> Records for this exercise:
========================
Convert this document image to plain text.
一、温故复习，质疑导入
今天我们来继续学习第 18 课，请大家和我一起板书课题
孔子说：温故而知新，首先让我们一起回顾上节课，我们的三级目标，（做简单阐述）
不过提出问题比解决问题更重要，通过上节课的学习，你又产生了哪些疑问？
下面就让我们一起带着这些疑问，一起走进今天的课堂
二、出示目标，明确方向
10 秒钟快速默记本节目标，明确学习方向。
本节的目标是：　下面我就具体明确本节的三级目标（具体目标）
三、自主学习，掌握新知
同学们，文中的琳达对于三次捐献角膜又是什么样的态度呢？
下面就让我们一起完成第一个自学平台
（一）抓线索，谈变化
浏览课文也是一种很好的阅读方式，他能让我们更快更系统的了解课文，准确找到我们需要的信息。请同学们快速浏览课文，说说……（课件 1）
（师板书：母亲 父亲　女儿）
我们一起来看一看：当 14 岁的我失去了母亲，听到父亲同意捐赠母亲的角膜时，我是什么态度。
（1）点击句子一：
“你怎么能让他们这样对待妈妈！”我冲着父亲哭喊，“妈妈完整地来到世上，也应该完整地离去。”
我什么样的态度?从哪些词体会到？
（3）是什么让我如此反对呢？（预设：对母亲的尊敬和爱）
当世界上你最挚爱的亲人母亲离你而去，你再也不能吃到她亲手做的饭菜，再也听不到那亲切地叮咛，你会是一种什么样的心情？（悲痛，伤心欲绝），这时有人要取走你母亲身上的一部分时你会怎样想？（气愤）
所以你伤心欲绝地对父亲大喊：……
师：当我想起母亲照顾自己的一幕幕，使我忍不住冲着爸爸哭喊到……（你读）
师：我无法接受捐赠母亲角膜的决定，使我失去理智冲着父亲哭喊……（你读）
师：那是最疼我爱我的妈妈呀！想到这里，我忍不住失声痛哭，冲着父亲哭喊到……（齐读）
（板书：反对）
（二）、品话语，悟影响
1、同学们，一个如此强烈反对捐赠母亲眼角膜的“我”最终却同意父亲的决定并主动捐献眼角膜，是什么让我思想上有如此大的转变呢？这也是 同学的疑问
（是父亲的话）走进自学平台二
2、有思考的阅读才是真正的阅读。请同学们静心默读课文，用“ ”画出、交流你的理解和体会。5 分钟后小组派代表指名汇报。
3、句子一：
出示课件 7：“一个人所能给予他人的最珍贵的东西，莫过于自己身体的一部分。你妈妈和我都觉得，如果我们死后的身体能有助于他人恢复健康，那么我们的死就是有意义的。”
========================
> Exercise description: Go through the listing and copy all of it exactly.

> Correct result:
Convert this document image to plain text.
一、温故复习，质疑导入
今天我们来继续学习第 18 课，请大家和我一起板书课题
孔子说：温故而知新，首先让我们一起回顾上节课，我们的三级目标，（做简单阐述）
不过提出问题比解决问题更重要，通过上节课的学习，你又产生了哪些疑问？
下面就让我们一起带着这些疑问，一起走进今天的课堂
二、出示目标，明确方向
10 秒钟快速默记本节目标，明确学习方向。
本节的目标是：　下面我就具体明确本节的三级目标（具体目标）
三、自主学习，掌握新知
同学们，文中的琳达对于三次捐献角膜又是什么样的态度呢？
下面就让我们一起完成第一个自学平台
（一）抓线索，谈变化
浏览课文也是一种很好的阅读方式，他能让我们更快更系统的了解课文，准确找到我们需要的信息。请同学们快速浏览课文，说说……（课件 1）
（师板书：母亲 父亲　女儿）
我们一起来看一看：当 14 岁的我失去了母亲，听到父亲同意捐赠母亲的角膜时，我是什么态度。
（1）点击句子一：
“你怎么能让他们这样对待妈妈！”我冲着父亲哭喊，“妈妈完整地来到世上，也应该完整地离去。”
我什么样的态度?从哪些词体会到？
（3）是什么让我如此反对呢？（预设：对母亲的尊敬和爱）
当世界上你最挚爱的亲人母亲离你而去，你再也不能吃到她亲手做的饭菜，再也听不到那亲切地叮咛，你会是一种什么样的心情？（悲痛，伤心欲绝），这时有人要取走你母亲身上的一部分时你会怎样想？（气愤）
所以你伤心欲绝地对父亲大喊：……
师：当我想起母亲照顾自己的一幕幕，使我忍不住冲着爸爸哭喊到……（你读）
师：我无法接受捐赠母亲角膜的决定，使我失去理智冲着父亲哭喊……（你读）
师：那是最疼我爱我的妈妈呀！想到这里，我忍不住失声痛哭，冲着父亲哭喊到……（齐读）
（板书：反对）
（二）、品话语，悟影响
1、同学们，一个如此强烈反对捐赠母亲眼角膜的“我”最终却同意父亲的决定并主动捐献眼角膜，是什么让我思想上有如此大的转变呢？这也是 同学的疑问
（是父亲的话）走进自学平台二
2、有思考的阅读才是真正的阅读。请同学们静心默读课文，用“ ”画出、交流你的理解和体会。5 分钟后小组派代表指名汇报。
3、句子一：
出示课件 7：“一个人所能给予他人的最珍贵的东西，莫过于自己身体的一部分。你妈妈和我都觉得，如果我们死后的身体能有助于他人恢复健康，那么我们的死就是有意义的。”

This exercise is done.